_SET EXERCISE_. Comb through the entries for "JSON" and pull out each line that holds it.

_DATA PROVIDED_.
────
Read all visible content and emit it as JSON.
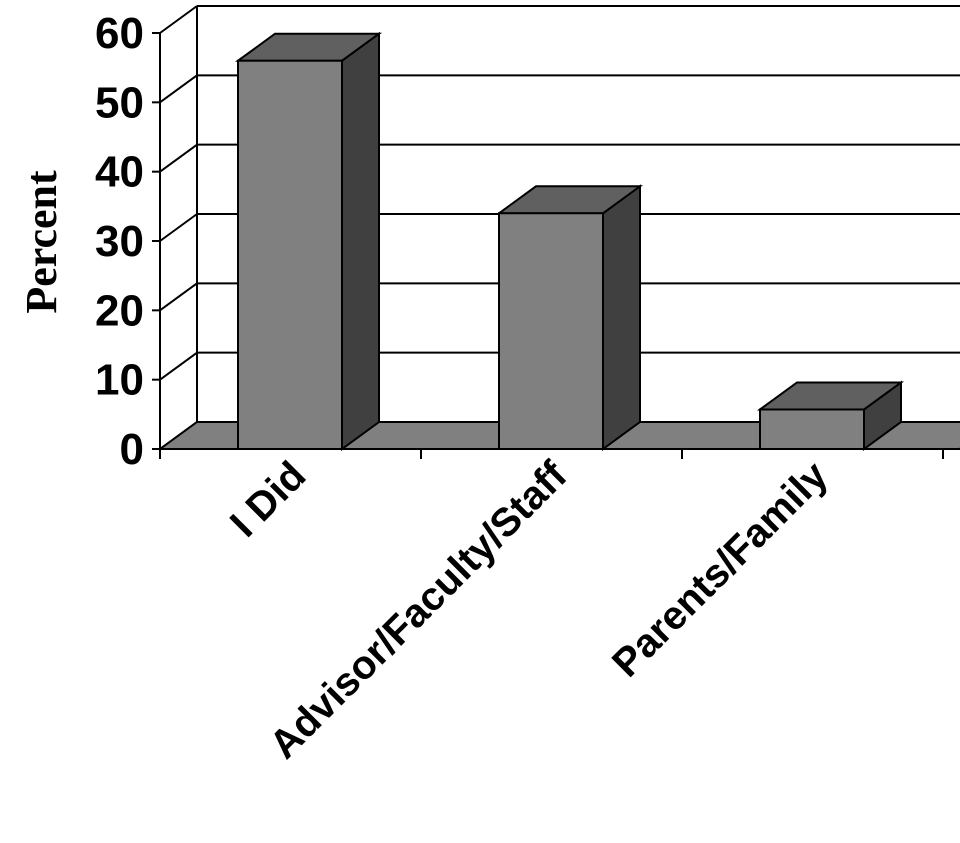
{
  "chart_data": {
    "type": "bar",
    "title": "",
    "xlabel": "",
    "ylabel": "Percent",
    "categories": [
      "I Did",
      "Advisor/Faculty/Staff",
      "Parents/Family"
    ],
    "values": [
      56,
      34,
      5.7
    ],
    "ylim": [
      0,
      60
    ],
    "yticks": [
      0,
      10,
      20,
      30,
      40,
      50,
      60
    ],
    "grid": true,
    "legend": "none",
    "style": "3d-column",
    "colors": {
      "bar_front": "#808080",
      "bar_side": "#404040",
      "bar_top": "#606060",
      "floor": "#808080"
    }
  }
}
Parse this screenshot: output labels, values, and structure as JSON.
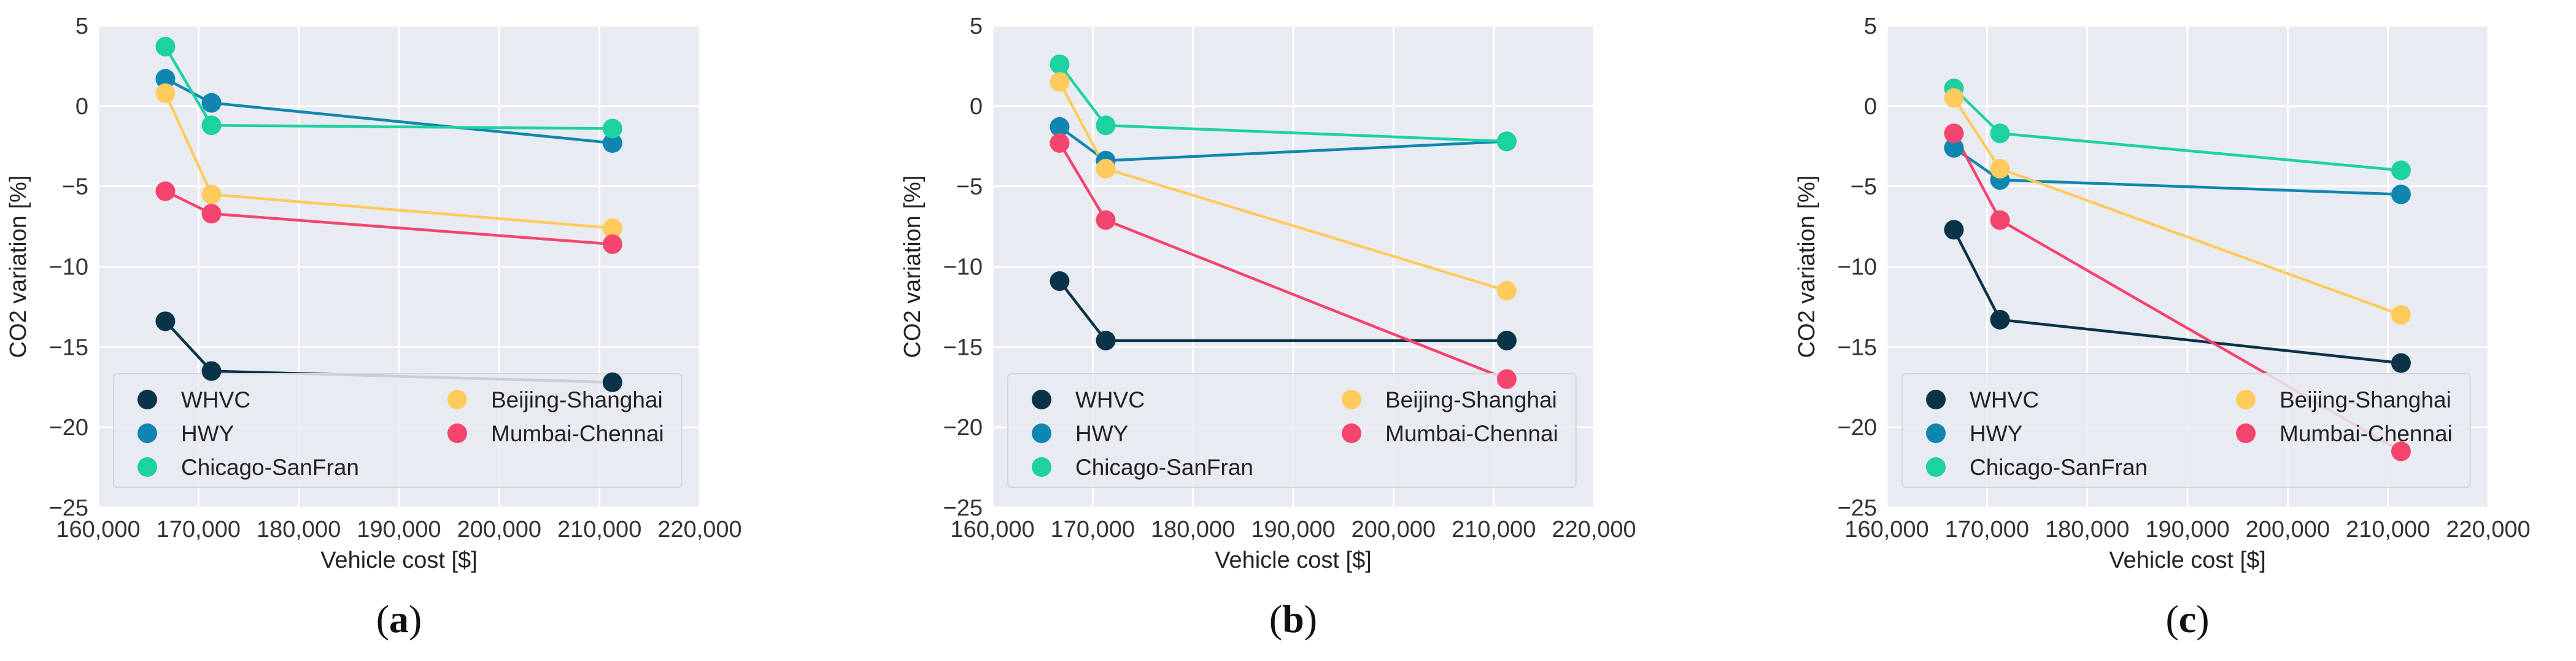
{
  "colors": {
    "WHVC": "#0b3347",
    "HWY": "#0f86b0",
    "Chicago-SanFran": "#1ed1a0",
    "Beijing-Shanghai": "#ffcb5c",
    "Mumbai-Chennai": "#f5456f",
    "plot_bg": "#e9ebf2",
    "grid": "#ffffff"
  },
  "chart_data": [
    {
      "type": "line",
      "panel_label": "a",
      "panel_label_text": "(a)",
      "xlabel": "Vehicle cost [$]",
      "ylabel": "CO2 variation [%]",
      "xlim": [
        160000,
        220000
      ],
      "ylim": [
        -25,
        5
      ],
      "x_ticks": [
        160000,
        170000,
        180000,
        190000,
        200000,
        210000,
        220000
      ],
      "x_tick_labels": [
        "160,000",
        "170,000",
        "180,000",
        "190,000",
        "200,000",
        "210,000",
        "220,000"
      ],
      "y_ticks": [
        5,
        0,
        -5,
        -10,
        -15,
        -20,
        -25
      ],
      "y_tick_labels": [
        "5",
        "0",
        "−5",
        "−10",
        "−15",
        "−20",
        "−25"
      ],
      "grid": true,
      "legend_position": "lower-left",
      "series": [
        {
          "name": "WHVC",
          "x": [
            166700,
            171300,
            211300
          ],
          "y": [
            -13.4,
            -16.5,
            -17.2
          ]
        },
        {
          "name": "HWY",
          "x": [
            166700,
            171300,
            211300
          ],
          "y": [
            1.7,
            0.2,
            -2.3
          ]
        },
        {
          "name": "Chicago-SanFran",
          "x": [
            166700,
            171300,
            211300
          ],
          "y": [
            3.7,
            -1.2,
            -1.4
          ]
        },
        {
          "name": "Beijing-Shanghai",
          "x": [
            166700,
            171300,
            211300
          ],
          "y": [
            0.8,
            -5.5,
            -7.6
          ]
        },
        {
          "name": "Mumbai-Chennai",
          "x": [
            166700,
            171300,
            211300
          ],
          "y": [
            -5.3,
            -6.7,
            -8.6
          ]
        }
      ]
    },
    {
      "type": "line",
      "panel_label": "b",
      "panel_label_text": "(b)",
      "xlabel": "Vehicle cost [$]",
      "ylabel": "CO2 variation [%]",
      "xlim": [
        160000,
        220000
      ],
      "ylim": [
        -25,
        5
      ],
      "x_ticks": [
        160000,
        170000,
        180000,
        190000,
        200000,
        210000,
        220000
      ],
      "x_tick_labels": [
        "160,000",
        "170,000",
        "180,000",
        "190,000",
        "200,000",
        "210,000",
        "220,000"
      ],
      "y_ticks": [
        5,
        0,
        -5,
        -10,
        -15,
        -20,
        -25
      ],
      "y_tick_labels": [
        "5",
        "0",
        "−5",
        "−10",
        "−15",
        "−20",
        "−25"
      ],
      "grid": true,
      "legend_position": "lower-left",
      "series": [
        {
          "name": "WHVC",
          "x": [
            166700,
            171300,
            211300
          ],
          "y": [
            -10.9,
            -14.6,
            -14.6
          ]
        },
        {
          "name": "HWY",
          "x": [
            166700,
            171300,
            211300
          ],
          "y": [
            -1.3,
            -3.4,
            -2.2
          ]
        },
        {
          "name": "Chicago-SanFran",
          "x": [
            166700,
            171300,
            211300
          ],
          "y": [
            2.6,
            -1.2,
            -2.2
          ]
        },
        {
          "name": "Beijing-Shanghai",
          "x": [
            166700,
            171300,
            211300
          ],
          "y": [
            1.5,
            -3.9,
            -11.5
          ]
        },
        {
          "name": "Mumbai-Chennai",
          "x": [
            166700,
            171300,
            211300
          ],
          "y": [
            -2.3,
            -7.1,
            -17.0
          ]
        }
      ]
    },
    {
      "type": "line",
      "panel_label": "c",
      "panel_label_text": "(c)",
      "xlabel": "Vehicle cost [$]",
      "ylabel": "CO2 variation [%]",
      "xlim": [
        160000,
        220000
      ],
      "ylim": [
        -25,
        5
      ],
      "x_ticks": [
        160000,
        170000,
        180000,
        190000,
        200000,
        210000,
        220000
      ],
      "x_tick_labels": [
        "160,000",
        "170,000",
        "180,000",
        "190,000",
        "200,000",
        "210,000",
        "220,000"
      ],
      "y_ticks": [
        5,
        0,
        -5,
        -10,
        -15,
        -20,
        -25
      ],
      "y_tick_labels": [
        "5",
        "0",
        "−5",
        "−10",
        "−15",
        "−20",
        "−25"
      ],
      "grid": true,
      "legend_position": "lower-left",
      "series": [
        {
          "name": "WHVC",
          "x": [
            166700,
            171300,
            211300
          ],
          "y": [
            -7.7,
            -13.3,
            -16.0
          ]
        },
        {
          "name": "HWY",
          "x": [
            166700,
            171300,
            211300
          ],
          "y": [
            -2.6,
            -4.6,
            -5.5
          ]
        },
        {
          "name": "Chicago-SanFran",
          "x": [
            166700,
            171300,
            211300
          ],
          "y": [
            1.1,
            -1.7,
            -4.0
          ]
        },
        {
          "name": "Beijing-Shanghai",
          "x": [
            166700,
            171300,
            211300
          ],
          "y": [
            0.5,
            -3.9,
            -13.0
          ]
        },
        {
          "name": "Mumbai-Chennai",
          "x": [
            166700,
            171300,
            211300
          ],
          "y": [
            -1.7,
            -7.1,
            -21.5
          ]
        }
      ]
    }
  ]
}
────
_THE RESPONSE_.
Read all visible content and emit it as JSON.
Parse this screenshot: output labels, values, and structure as JSON.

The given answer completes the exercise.